**Work instructions**
Your task is to locate every line holding the string "That" and to copy each of them.

**Stored data**
----------------------------------------

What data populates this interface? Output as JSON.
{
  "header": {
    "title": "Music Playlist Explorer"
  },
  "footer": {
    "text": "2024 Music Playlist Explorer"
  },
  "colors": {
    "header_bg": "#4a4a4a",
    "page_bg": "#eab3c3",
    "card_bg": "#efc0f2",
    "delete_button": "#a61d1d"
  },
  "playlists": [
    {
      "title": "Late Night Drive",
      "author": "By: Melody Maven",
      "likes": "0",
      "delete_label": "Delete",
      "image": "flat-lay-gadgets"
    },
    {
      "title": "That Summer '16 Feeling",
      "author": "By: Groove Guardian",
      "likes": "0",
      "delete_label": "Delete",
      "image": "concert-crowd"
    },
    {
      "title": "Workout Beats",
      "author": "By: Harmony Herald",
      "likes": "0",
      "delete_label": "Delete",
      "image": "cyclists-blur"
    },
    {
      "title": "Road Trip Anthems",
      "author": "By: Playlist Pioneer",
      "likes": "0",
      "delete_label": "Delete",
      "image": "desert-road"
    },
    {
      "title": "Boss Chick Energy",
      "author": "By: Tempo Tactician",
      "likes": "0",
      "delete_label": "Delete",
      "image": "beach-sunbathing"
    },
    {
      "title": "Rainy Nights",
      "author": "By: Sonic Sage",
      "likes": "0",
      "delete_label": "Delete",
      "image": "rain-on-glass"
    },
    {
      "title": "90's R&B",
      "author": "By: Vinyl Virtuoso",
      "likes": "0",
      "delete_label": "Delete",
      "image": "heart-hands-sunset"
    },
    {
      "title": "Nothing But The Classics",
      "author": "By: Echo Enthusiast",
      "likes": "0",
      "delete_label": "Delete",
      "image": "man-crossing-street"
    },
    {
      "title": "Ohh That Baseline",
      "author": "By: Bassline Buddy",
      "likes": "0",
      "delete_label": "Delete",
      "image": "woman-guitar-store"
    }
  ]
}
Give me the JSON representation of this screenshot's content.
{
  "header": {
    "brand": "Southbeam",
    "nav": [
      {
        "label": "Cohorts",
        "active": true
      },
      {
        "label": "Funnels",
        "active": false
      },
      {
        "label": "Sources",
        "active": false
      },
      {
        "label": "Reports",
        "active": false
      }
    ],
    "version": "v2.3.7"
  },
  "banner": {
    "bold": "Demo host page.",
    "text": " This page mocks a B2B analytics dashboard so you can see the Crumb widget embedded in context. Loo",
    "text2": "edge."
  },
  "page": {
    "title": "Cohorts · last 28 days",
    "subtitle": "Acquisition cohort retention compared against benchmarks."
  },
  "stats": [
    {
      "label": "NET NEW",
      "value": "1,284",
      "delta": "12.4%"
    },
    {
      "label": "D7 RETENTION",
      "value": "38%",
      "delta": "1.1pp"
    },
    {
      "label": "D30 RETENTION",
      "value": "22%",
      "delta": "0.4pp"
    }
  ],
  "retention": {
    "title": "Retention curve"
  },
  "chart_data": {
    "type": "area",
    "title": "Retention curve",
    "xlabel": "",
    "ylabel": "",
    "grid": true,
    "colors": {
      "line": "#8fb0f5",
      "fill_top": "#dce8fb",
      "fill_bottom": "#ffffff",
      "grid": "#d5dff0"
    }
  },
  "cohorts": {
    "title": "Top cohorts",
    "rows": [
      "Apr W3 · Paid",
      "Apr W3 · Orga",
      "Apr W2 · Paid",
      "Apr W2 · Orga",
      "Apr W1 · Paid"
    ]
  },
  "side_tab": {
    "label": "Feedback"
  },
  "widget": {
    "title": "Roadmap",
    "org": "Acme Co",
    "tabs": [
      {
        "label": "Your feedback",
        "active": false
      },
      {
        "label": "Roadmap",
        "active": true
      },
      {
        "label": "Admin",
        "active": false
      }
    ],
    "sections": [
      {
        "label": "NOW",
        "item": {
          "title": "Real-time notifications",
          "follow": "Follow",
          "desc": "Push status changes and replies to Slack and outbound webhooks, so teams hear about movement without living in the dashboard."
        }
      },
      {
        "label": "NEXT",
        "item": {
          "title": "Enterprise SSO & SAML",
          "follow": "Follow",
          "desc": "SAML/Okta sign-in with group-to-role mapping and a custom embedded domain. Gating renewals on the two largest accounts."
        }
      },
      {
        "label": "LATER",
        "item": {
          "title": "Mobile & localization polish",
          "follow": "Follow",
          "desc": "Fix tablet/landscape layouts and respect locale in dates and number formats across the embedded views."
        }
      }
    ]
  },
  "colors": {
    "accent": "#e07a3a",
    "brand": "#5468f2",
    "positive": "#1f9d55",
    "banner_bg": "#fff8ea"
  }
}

----------------------------------------

**Solution for this problem**
      "title": "That Summer '16 Feeling",
      "title": "Ohh That Baseline",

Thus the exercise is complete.